• **EXERCISE DETAILS**: Find and copy every line in the records that includes the string "prices".

• **RECORDS FOR THIS EXERCISE**:
******

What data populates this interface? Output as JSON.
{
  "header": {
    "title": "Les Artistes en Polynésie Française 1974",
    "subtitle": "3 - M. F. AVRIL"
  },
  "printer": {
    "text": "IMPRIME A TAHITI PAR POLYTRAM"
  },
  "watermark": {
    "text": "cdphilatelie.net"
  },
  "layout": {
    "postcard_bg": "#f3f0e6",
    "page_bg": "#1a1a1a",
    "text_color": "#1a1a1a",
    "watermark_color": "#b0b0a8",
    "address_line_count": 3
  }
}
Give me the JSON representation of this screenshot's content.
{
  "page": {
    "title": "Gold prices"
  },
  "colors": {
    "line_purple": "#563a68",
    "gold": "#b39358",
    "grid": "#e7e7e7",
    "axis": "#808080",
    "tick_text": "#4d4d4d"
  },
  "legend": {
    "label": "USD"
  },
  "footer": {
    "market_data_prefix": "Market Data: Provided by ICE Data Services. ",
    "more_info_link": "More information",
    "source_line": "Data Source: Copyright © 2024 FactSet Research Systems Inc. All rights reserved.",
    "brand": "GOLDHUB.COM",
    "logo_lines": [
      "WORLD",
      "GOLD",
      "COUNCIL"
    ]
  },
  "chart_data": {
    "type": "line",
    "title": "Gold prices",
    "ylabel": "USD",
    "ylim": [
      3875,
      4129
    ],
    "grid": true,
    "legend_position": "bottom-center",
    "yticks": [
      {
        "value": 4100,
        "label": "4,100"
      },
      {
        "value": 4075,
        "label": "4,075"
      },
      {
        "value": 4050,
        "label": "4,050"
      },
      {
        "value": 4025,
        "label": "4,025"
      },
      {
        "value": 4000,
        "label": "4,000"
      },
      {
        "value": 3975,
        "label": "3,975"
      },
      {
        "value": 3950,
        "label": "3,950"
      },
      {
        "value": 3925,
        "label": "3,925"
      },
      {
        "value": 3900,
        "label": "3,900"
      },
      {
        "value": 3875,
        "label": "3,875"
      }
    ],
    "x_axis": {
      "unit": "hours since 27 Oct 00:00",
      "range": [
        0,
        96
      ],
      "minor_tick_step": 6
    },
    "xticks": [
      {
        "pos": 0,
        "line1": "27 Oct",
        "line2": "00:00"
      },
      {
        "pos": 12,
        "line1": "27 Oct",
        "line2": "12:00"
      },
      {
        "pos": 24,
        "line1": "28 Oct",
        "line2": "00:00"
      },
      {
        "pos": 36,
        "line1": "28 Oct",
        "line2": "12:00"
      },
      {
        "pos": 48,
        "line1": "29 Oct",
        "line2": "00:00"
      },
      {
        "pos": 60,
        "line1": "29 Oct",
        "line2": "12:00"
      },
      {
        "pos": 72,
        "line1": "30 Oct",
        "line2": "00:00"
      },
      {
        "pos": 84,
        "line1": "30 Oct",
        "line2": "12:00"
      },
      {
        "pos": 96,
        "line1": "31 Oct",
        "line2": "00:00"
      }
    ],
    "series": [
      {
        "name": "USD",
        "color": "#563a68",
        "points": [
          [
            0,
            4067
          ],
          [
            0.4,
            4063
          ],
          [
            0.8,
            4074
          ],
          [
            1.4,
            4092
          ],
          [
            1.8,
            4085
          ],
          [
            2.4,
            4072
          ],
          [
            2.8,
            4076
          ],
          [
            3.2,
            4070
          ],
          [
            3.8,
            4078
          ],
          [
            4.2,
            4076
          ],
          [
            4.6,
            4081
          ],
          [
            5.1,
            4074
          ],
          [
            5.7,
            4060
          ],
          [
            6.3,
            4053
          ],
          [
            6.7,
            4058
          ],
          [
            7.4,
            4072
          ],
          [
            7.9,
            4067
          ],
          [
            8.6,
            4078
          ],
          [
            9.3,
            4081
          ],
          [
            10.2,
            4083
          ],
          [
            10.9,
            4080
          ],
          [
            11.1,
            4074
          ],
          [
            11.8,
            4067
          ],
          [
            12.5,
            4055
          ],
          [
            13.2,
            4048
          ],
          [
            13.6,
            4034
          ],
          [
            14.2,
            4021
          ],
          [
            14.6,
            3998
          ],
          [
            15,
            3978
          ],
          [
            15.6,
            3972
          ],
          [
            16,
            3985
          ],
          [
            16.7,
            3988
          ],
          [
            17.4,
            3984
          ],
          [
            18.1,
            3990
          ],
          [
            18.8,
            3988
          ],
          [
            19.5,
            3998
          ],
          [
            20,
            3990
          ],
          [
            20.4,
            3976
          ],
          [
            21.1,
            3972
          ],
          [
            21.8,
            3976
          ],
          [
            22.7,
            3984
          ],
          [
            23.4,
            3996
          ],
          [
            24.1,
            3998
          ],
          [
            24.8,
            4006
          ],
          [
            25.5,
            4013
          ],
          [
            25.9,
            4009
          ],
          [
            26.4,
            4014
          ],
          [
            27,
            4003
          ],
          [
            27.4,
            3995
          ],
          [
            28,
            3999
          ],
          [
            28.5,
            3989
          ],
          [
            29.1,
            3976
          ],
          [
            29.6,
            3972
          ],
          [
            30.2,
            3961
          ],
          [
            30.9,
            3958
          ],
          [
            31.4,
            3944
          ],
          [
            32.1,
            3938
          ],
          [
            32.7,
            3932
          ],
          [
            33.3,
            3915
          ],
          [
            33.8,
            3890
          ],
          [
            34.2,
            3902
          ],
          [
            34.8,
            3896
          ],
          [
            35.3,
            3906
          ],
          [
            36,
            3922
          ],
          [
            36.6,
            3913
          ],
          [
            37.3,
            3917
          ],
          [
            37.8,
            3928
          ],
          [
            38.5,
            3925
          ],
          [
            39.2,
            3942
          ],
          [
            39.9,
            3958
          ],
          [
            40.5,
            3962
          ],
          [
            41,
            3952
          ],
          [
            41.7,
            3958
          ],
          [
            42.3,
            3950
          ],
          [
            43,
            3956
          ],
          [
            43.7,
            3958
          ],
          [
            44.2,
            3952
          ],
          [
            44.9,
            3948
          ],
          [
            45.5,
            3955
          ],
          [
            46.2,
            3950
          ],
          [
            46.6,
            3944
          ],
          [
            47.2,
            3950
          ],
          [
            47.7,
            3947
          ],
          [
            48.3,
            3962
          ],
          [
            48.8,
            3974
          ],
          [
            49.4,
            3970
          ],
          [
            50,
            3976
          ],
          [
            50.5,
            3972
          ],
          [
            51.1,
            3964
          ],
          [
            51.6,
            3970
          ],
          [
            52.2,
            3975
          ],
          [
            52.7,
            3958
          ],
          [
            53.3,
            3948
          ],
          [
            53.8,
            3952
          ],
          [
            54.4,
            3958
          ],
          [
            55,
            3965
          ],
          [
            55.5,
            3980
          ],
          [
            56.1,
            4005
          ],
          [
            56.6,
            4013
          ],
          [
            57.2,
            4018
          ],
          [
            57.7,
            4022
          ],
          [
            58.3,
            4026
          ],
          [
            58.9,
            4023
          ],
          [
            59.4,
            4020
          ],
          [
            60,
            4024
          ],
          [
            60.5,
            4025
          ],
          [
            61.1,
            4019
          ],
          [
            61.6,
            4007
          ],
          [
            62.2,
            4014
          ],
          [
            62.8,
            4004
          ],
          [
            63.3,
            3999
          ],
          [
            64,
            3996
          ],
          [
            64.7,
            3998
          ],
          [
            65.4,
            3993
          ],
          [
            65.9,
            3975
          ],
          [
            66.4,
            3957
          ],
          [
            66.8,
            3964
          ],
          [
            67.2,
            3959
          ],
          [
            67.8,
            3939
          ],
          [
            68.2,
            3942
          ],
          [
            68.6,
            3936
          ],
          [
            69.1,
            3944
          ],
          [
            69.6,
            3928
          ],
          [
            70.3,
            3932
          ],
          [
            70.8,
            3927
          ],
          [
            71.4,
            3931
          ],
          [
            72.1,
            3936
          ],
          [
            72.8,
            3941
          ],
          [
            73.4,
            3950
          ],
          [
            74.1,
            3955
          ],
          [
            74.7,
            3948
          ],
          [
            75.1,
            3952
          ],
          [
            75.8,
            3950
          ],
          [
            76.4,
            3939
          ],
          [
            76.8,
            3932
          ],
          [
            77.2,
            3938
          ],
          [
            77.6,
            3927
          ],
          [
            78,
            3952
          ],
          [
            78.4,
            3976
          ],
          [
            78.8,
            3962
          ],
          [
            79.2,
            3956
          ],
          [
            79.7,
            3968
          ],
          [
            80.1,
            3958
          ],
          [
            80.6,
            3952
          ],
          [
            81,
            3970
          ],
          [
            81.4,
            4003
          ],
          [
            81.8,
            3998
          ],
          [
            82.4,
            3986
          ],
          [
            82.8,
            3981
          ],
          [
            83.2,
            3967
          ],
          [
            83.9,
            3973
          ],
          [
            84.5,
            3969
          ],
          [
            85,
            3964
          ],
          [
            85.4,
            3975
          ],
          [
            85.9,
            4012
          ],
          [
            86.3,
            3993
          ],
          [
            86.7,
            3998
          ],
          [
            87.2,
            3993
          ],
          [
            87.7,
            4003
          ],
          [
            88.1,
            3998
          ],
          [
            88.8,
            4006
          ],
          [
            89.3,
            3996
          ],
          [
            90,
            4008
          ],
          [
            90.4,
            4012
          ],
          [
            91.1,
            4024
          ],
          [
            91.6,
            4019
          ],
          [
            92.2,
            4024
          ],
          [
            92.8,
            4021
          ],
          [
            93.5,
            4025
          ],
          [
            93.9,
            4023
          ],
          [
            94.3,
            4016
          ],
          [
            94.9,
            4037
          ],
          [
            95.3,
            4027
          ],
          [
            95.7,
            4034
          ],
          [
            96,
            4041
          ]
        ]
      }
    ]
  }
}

******

• **TASK SOLUTION**:
    "title": "Gold prices"
    "title": "Gold prices",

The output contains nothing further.